[Source records]
──────────

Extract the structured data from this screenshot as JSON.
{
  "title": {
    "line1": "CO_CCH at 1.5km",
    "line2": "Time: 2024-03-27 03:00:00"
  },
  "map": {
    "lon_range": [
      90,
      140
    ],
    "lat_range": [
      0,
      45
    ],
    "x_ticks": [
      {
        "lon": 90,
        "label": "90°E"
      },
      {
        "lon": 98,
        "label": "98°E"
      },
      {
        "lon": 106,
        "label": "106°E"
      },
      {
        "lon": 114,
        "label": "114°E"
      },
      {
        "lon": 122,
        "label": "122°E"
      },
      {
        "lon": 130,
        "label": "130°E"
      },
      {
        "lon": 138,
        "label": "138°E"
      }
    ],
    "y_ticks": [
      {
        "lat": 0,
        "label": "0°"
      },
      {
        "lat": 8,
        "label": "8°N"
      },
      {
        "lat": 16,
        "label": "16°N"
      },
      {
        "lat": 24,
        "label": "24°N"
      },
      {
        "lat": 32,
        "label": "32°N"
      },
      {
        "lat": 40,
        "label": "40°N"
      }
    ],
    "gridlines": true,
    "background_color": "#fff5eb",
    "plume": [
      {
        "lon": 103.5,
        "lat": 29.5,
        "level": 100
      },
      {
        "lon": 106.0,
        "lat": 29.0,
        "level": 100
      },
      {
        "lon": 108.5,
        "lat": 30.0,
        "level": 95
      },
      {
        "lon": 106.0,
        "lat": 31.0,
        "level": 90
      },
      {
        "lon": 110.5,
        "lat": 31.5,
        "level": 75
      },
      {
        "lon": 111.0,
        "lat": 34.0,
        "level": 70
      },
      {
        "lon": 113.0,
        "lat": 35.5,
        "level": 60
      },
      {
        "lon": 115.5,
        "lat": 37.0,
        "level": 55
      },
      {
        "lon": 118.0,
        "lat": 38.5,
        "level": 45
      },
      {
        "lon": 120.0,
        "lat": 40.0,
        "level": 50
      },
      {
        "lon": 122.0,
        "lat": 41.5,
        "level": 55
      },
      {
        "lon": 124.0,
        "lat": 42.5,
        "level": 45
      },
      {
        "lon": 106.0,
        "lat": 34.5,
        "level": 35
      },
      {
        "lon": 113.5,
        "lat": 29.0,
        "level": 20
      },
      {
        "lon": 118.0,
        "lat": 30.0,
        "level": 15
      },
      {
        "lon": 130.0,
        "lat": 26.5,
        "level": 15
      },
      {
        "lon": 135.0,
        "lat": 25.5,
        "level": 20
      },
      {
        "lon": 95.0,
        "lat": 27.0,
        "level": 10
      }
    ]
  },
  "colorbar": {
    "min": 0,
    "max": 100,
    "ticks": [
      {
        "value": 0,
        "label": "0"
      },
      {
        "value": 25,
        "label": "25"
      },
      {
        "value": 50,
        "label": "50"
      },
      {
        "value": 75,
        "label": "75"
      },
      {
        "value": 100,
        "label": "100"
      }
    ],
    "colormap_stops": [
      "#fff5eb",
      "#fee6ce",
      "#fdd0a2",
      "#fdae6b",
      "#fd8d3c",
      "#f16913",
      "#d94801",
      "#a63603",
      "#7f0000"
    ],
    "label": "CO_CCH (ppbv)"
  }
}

──────────

Using the records above, copy each line that contains "value".

#### Worked answer:
        "value": 0,
        "value": 25,
        "value": 50,
        "value": 75,
        "value": 100,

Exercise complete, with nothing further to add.